**SHORT EXERCISE**.
Print the listing below line for line, changing nothing.

--- begin RECORDS SUPPLIED ---

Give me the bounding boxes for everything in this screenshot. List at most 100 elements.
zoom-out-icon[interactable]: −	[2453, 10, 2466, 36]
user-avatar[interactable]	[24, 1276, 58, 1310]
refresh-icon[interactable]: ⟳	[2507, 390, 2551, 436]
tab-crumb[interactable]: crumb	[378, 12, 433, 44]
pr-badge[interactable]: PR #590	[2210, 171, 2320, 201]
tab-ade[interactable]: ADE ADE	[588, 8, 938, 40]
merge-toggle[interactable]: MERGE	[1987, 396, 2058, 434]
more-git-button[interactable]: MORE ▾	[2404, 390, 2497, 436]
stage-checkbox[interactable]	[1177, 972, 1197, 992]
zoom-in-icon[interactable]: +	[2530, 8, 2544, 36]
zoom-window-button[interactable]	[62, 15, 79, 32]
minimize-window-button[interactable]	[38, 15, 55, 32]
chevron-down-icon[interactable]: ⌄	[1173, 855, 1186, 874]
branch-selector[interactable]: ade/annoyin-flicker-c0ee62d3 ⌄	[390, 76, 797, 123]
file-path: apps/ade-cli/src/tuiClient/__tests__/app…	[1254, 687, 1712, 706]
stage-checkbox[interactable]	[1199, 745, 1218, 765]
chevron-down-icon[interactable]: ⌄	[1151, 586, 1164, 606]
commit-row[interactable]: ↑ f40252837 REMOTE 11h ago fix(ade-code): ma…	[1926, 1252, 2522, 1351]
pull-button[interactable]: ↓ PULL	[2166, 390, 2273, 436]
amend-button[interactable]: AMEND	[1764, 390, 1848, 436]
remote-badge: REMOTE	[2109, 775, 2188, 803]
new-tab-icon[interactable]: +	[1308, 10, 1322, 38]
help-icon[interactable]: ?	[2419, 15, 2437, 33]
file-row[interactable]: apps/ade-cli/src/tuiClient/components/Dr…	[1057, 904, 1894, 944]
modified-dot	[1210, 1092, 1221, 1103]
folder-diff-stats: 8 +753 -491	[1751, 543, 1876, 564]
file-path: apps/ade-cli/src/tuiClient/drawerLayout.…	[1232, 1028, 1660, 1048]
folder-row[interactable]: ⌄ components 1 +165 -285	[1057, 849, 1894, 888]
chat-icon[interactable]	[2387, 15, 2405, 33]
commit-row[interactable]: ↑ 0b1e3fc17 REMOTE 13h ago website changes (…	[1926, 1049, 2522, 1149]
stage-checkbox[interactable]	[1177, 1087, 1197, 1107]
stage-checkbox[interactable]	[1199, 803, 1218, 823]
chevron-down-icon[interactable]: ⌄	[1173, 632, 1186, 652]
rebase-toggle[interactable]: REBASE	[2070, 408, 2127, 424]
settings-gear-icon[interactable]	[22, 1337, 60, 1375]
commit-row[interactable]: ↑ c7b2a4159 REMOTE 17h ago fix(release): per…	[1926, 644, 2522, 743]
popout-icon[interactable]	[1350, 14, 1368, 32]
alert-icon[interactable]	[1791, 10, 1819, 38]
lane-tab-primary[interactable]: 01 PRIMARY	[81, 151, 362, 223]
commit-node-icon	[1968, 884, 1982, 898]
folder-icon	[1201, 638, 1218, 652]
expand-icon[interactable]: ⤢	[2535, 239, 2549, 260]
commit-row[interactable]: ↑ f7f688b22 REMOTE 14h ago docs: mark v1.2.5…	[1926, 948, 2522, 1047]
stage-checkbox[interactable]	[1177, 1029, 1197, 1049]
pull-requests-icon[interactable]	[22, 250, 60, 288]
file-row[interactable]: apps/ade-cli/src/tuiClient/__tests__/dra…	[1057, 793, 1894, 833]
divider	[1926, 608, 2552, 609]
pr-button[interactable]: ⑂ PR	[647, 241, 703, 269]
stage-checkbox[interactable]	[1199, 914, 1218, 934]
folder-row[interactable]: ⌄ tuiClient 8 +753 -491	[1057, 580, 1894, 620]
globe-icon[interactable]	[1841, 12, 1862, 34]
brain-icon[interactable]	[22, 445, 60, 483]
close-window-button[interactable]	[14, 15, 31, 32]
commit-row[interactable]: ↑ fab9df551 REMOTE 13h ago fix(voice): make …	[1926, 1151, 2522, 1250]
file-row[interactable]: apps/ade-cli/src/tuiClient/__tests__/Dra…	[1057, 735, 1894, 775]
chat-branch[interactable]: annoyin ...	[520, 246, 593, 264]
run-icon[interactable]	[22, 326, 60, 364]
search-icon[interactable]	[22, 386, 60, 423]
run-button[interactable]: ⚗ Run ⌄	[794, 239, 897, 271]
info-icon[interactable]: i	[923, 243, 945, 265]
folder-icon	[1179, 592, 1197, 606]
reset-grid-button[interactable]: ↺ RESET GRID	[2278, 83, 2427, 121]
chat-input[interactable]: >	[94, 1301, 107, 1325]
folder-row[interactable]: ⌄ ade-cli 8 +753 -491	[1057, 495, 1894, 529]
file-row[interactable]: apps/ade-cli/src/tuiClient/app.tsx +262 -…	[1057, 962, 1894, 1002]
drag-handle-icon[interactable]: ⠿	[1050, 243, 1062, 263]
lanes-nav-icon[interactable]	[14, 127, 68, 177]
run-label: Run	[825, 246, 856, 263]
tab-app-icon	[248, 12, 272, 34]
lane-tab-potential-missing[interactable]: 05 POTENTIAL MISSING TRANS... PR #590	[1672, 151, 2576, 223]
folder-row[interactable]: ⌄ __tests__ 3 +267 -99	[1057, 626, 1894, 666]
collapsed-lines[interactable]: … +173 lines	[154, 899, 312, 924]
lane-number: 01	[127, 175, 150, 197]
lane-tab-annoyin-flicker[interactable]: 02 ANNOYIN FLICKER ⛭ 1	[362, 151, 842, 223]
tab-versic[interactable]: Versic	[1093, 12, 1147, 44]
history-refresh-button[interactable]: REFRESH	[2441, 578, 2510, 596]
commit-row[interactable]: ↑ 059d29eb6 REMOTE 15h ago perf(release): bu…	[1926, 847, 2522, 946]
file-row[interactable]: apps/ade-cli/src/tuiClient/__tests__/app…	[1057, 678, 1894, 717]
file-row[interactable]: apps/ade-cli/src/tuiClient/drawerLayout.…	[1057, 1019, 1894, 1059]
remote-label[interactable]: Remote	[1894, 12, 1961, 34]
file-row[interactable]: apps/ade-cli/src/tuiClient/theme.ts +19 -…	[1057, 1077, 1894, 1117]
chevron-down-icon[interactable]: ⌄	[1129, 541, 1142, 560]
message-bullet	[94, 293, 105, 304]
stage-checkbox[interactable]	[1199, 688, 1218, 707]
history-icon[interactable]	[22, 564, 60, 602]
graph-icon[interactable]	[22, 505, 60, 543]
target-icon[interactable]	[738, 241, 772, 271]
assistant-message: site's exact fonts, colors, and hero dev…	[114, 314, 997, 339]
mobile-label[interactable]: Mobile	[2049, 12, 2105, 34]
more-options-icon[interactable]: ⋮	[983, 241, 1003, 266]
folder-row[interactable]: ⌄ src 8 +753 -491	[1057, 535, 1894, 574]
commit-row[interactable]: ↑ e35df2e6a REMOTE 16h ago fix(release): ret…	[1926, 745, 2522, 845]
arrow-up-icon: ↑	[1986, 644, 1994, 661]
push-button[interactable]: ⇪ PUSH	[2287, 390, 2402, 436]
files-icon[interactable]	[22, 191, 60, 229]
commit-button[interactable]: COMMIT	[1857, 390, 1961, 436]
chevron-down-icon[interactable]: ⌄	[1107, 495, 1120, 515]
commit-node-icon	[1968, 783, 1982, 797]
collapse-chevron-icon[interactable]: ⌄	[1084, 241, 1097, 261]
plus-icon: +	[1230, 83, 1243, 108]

--- end RECORDS SUPPLIED ---

**SOLUTION**.
Give me the bounding boxes for everything in this screenshot. List at most 100 elements.
zoom-out-icon[interactable]: −	[2453, 10, 2466, 36]
user-avatar[interactable]	[24, 1276, 58, 1310]
refresh-icon[interactable]: ⟳	[2507, 390, 2551, 436]
tab-crumb[interactable]: crumb	[378, 12, 433, 44]
pr-badge[interactable]: PR #590	[2210, 171, 2320, 201]
tab-ade[interactable]: ADE ADE	[588, 8, 938, 40]
merge-toggle[interactable]: MERGE	[1987, 396, 2058, 434]
more-git-button[interactable]: MORE ▾	[2404, 390, 2497, 436]
stage-checkbox[interactable]	[1177, 972, 1197, 992]
zoom-in-icon[interactable]: +	[2530, 8, 2544, 36]
zoom-window-button[interactable]	[62, 15, 79, 32]
minimize-window-button[interactable]	[38, 15, 55, 32]
chevron-down-icon[interactable]: ⌄	[1173, 855, 1186, 874]
branch-selector[interactable]: ade/annoyin-flicker-c0ee62d3 ⌄	[390, 76, 797, 123]
file-path: apps/ade-cli/src/tuiClient/__tests__/app…	[1254, 687, 1712, 706]
stage-checkbox[interactable]	[1199, 745, 1218, 765]
chevron-down-icon[interactable]: ⌄	[1151, 586, 1164, 606]
commit-row[interactable]: ↑ f40252837 REMOTE 11h ago fix(ade-code): ma…	[1926, 1252, 2522, 1351]
pull-button[interactable]: ↓ PULL	[2166, 390, 2273, 436]
amend-button[interactable]: AMEND	[1764, 390, 1848, 436]
remote-badge: REMOTE	[2109, 775, 2188, 803]
new-tab-icon[interactable]: +	[1308, 10, 1322, 38]
help-icon[interactable]: ?	[2419, 15, 2437, 33]
file-row[interactable]: apps/ade-cli/src/tuiClient/components/Dr…	[1057, 904, 1894, 944]
modified-dot	[1210, 1092, 1221, 1103]
folder-diff-stats: 8 +753 -491	[1751, 543, 1876, 564]
file-path: apps/ade-cli/src/tuiClient/drawerLayout.…	[1232, 1028, 1660, 1048]
folder-row[interactable]: ⌄ components 1 +165 -285	[1057, 849, 1894, 888]
chat-icon[interactable]	[2387, 15, 2405, 33]
commit-row[interactable]: ↑ 0b1e3fc17 REMOTE 13h ago website changes (…	[1926, 1049, 2522, 1149]
stage-checkbox[interactable]	[1177, 1087, 1197, 1107]
stage-checkbox[interactable]	[1199, 803, 1218, 823]
chevron-down-icon[interactable]: ⌄	[1173, 632, 1186, 652]
rebase-toggle[interactable]: REBASE	[2070, 408, 2127, 424]
settings-gear-icon[interactable]	[22, 1337, 60, 1375]
commit-row[interactable]: ↑ c7b2a4159 REMOTE 17h ago fix(release): per…	[1926, 644, 2522, 743]
popout-icon[interactable]	[1350, 14, 1368, 32]
alert-icon[interactable]	[1791, 10, 1819, 38]
lane-tab-primary[interactable]: 01 PRIMARY	[81, 151, 362, 223]
commit-node-icon	[1968, 884, 1982, 898]
folder-icon	[1201, 638, 1218, 652]
expand-icon[interactable]: ⤢	[2535, 239, 2549, 260]
commit-row[interactable]: ↑ f7f688b22 REMOTE 14h ago docs: mark v1.2.5…	[1926, 948, 2522, 1047]
stage-checkbox[interactable]	[1177, 1029, 1197, 1049]
pull-requests-icon[interactable]	[22, 250, 60, 288]
file-row[interactable]: apps/ade-cli/src/tuiClient/__tests__/dra…	[1057, 793, 1894, 833]
divider	[1926, 608, 2552, 609]
pr-button[interactable]: ⑂ PR	[647, 241, 703, 269]
stage-checkbox[interactable]	[1199, 914, 1218, 934]
folder-row[interactable]: ⌄ tuiClient 8 +753 -491	[1057, 580, 1894, 620]
globe-icon[interactable]	[1841, 12, 1862, 34]
brain-icon[interactable]	[22, 445, 60, 483]
close-window-button[interactable]	[14, 15, 31, 32]
commit-row[interactable]: ↑ fab9df551 REMOTE 13h ago fix(voice): make …	[1926, 1151, 2522, 1250]
file-row[interactable]: apps/ade-cli/src/tuiClient/__tests__/Dra…	[1057, 735, 1894, 775]
chat-branch[interactable]: annoyin ...	[520, 246, 593, 264]
run-icon[interactable]	[22, 326, 60, 364]
search-icon[interactable]	[22, 386, 60, 423]
run-button[interactable]: ⚗ Run ⌄	[794, 239, 897, 271]
info-icon[interactable]: i	[923, 243, 945, 265]
folder-icon	[1179, 592, 1197, 606]
reset-grid-button[interactable]: ↺ RESET GRID	[2278, 83, 2427, 121]
chat-input[interactable]: >	[94, 1301, 107, 1325]
folder-row[interactable]: ⌄ ade-cli 8 +753 -491	[1057, 495, 1894, 529]
file-row[interactable]: apps/ade-cli/src/tuiClient/app.tsx +262 -…	[1057, 962, 1894, 1002]
drag-handle-icon[interactable]: ⠿	[1050, 243, 1062, 263]
lanes-nav-icon[interactable]	[14, 127, 68, 177]
run-label: Run	[825, 246, 856, 263]
tab-app-icon	[248, 12, 272, 34]
lane-tab-potential-missing[interactable]: 05 POTENTIAL MISSING TRANS... PR #590	[1672, 151, 2576, 223]
folder-row[interactable]: ⌄ __tests__ 3 +267 -99	[1057, 626, 1894, 666]
collapsed-lines[interactable]: … +173 lines	[154, 899, 312, 924]
lane-number: 01	[127, 175, 150, 197]
lane-tab-annoyin-flicker[interactable]: 02 ANNOYIN FLICKER ⛭ 1	[362, 151, 842, 223]
tab-versic[interactable]: Versic	[1093, 12, 1147, 44]
history-refresh-button[interactable]: REFRESH	[2441, 578, 2510, 596]
commit-row[interactable]: ↑ 059d29eb6 REMOTE 15h ago perf(release): bu…	[1926, 847, 2522, 946]
file-row[interactable]: apps/ade-cli/src/tuiClient/__tests__/app…	[1057, 678, 1894, 717]
file-row[interactable]: apps/ade-cli/src/tuiClient/drawerLayout.…	[1057, 1019, 1894, 1059]
remote-label[interactable]: Remote	[1894, 12, 1961, 34]
file-row[interactable]: apps/ade-cli/src/tuiClient/theme.ts +19 -…	[1057, 1077, 1894, 1117]
chevron-down-icon[interactable]: ⌄	[1129, 541, 1142, 560]
message-bullet	[94, 293, 105, 304]
stage-checkbox[interactable]	[1199, 688, 1218, 707]
history-icon[interactable]	[22, 564, 60, 602]
graph-icon[interactable]	[22, 505, 60, 543]
target-icon[interactable]	[738, 241, 772, 271]
assistant-message: site's exact fonts, colors, and hero dev…	[114, 314, 997, 339]
mobile-label[interactable]: Mobile	[2049, 12, 2105, 34]
more-options-icon[interactable]: ⋮	[983, 241, 1003, 266]
folder-row[interactable]: ⌄ src 8 +753 -491	[1057, 535, 1894, 574]
commit-row[interactable]: ↑ e35df2e6a REMOTE 16h ago fix(release): ret…	[1926, 745, 2522, 845]
arrow-up-icon: ↑	[1986, 644, 1994, 661]
push-button[interactable]: ⇪ PUSH	[2287, 390, 2402, 436]
files-icon[interactable]	[22, 191, 60, 229]
commit-button[interactable]: COMMIT	[1857, 390, 1961, 436]
chevron-down-icon[interactable]: ⌄	[1107, 495, 1120, 515]
commit-node-icon	[1968, 783, 1982, 797]
collapse-chevron-icon[interactable]: ⌄	[1084, 241, 1097, 261]
plus-icon: +	[1230, 83, 1243, 108]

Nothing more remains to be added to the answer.